***** Data provided

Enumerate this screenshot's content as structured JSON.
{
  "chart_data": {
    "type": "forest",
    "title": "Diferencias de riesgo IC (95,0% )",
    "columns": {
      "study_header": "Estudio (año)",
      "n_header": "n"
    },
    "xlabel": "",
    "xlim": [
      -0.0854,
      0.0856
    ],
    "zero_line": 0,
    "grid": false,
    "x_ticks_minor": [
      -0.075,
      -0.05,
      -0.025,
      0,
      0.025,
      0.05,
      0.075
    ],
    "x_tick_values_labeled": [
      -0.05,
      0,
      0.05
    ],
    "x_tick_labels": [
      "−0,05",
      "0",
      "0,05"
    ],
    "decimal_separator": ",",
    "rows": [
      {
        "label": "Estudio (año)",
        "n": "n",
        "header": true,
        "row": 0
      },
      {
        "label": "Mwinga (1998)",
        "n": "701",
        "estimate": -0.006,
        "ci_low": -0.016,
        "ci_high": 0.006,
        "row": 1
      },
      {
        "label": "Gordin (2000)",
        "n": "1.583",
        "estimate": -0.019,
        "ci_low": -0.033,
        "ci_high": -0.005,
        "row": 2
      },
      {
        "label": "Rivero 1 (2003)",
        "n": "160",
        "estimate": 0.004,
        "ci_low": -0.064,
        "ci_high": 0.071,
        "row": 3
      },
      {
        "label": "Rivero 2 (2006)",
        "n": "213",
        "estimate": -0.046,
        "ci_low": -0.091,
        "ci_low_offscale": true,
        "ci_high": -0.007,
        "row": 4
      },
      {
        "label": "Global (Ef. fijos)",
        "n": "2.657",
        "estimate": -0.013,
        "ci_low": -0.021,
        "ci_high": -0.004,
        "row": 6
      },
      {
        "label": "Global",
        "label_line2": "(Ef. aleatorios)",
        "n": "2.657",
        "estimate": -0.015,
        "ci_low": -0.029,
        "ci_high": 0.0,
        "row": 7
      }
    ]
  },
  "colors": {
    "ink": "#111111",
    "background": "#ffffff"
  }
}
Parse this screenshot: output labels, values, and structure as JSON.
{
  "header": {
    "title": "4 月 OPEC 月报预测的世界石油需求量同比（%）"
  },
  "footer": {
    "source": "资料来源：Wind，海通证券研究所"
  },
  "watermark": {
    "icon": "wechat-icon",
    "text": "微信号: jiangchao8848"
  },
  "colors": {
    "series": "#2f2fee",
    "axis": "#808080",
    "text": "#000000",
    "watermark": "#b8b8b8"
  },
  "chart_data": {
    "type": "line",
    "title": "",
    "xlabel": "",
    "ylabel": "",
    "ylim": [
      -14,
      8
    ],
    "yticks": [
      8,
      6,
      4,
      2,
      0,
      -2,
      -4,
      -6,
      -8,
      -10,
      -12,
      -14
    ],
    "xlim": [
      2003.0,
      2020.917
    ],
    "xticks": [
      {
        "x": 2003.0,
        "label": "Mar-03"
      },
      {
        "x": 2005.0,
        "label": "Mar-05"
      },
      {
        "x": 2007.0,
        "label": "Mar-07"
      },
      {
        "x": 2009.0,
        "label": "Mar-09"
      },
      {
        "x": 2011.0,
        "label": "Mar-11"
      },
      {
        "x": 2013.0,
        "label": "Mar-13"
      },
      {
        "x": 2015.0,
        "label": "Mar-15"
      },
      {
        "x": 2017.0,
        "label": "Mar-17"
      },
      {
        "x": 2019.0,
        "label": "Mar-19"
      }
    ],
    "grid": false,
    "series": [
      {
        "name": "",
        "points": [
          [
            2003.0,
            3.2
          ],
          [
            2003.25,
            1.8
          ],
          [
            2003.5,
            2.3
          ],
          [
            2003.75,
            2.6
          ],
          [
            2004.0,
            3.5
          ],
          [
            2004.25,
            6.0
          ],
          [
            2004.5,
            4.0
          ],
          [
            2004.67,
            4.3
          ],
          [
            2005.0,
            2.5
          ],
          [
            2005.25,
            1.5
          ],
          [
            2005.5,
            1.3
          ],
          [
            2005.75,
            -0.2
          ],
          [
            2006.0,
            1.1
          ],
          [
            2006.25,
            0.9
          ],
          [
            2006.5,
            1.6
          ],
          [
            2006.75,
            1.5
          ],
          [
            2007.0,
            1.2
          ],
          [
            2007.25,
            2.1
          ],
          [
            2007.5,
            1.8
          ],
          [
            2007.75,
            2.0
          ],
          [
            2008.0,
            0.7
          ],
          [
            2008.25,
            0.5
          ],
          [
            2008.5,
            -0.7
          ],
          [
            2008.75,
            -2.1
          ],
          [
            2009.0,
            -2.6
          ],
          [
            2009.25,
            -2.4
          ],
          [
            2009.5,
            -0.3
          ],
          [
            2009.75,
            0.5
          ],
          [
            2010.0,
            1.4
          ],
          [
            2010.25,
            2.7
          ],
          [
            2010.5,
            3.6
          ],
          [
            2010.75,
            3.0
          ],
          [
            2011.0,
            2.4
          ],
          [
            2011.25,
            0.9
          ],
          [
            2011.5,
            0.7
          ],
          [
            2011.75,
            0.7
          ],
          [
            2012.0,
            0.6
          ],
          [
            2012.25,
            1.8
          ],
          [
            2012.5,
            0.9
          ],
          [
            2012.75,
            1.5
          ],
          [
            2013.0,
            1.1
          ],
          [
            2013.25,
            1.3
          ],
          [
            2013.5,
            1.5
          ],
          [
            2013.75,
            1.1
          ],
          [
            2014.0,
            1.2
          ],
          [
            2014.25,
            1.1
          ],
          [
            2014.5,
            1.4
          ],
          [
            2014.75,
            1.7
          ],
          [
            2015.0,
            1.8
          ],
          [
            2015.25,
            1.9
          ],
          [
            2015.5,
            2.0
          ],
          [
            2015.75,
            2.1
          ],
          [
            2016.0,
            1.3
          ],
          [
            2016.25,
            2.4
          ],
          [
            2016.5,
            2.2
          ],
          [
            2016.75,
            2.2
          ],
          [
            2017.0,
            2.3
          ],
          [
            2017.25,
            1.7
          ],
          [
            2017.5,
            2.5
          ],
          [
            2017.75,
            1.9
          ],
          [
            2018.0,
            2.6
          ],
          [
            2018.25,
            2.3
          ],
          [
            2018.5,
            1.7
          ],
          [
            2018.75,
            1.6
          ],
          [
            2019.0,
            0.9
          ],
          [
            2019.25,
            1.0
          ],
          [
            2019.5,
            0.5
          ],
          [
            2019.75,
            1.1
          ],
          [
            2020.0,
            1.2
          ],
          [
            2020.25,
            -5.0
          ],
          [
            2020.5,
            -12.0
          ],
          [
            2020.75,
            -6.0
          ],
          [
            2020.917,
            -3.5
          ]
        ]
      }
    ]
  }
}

**********

● **Work to do**:
Count the lines of these entries that hold the string "screenshot", and give only that number.

● **Task answer**:
2